(Saved entries)
===============
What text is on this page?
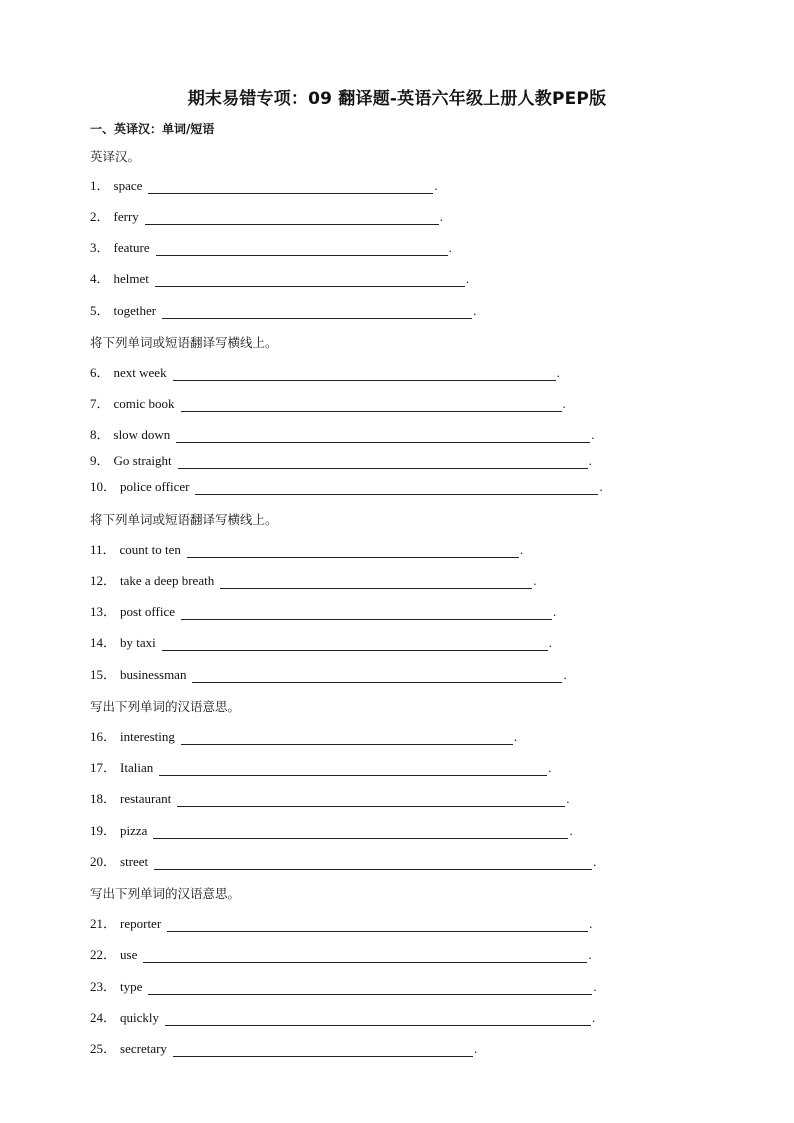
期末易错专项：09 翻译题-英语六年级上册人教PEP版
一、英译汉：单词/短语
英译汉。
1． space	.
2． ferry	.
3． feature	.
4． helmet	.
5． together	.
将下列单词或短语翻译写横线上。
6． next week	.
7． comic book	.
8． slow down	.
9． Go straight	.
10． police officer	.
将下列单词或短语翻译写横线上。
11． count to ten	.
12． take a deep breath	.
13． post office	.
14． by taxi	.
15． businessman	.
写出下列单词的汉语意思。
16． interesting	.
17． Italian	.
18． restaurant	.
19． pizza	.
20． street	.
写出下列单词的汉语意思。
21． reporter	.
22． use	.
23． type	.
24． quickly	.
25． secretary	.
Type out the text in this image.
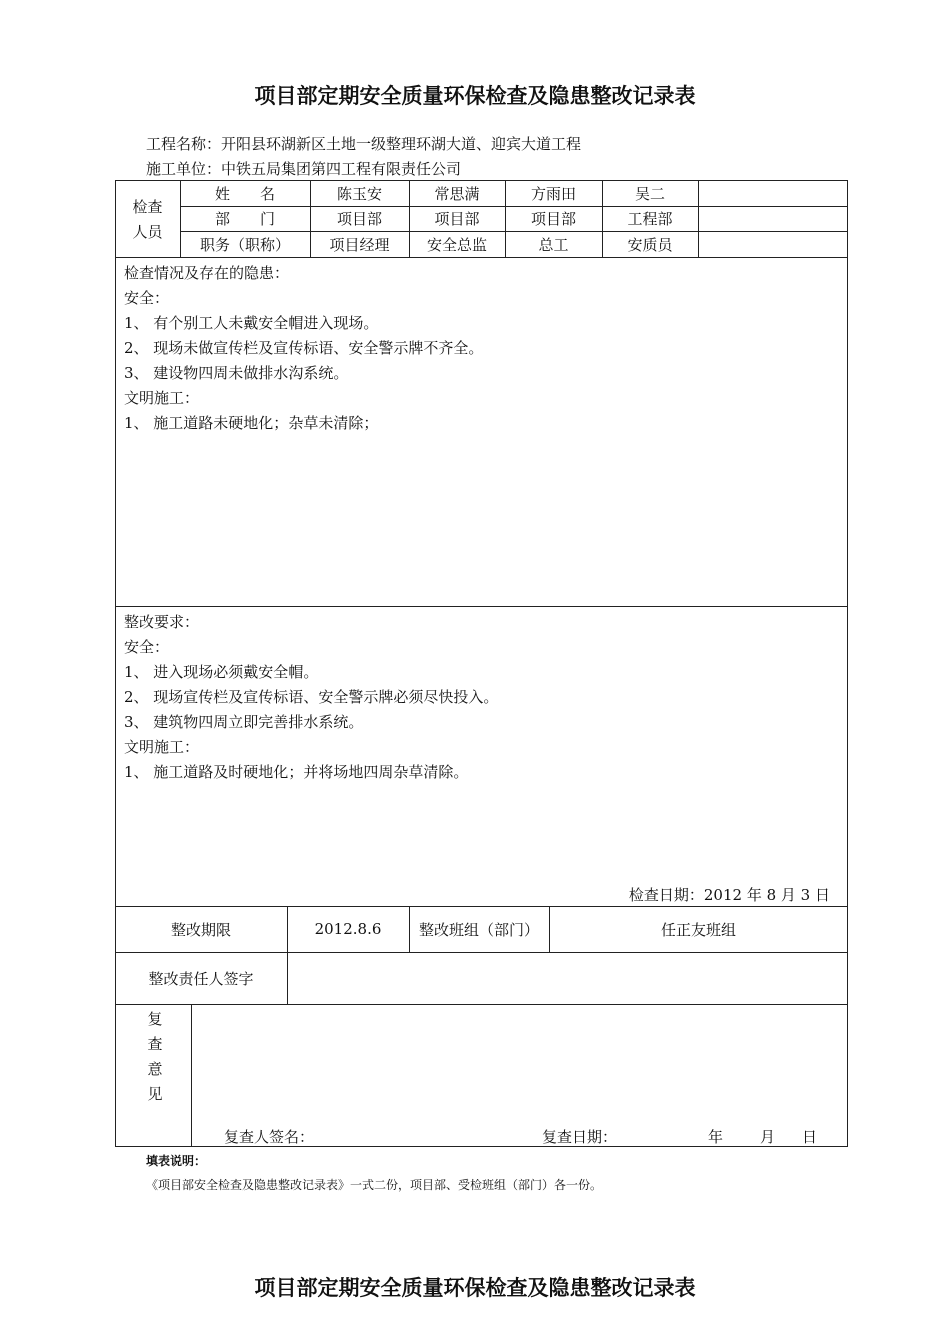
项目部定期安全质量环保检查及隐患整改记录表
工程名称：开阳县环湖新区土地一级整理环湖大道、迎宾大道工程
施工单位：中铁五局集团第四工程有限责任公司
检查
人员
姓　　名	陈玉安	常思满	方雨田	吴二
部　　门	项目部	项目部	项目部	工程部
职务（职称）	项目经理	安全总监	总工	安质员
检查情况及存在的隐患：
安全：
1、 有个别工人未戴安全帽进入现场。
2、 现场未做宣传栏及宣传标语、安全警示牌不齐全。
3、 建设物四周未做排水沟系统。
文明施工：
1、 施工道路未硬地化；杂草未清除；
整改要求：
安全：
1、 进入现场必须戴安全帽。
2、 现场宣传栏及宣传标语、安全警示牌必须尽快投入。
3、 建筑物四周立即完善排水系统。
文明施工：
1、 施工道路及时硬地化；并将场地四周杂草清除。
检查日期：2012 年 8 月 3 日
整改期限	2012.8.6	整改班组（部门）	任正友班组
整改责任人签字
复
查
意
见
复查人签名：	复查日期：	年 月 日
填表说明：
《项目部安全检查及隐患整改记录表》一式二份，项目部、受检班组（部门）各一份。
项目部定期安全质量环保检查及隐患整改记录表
===============
Omit the pictures, and quote the material above exactly as given.

What text is on this page?
期末易错专项：09 翻译题-英语六年级上册人教PEP版
一、英译汉：单词/短语
英译汉。
1． space	.
2． ferry	.
3． feature	.
4． helmet	.
5． together	.
将下列单词或短语翻译写横线上。
6． next week	.
7． comic book	.
8． slow down	.
9． Go straight	.
10． police officer	.
将下列单词或短语翻译写横线上。
11． count to ten	.
12． take a deep breath	.
13． post office	.
14． by taxi	.
15． businessman	.
写出下列单词的汉语意思。
16． interesting	.
17． Italian	.
18． restaurant	.
19． pizza	.
20． street	.
写出下列单词的汉语意思。
21． reporter	.
22． use	.
23． type	.
24． quickly	.
25． secretary	.
Type out the text in this image.
项目部定期安全质量环保检查及隐患整改记录表
工程名称：开阳县环湖新区土地一级整理环湖大道、迎宾大道工程
施工单位：中铁五局集团第四工程有限责任公司
检查
人员
姓　　名	陈玉安	常思满	方雨田	吴二
部　　门	项目部	项目部	项目部	工程部
职务（职称）	项目经理	安全总监	总工	安质员
检查情况及存在的隐患：
安全：
1、 有个别工人未戴安全帽进入现场。
2、 现场未做宣传栏及宣传标语、安全警示牌不齐全。
3、 建设物四周未做排水沟系统。
文明施工：
1、 施工道路未硬地化；杂草未清除；
整改要求：
安全：
1、 进入现场必须戴安全帽。
2、 现场宣传栏及宣传标语、安全警示牌必须尽快投入。
3、 建筑物四周立即完善排水系统。
文明施工：
1、 施工道路及时硬地化；并将场地四周杂草清除。
检查日期：2012 年 8 月 3 日
整改期限	2012.8.6	整改班组（部门）	任正友班组
整改责任人签字
复
查
意
见
复查人签名：	复查日期：	年 月 日
填表说明：
《项目部安全检查及隐患整改记录表》一式二份，项目部、受检班组（部门）各一份。
项目部定期安全质量环保检查及隐患整改记录表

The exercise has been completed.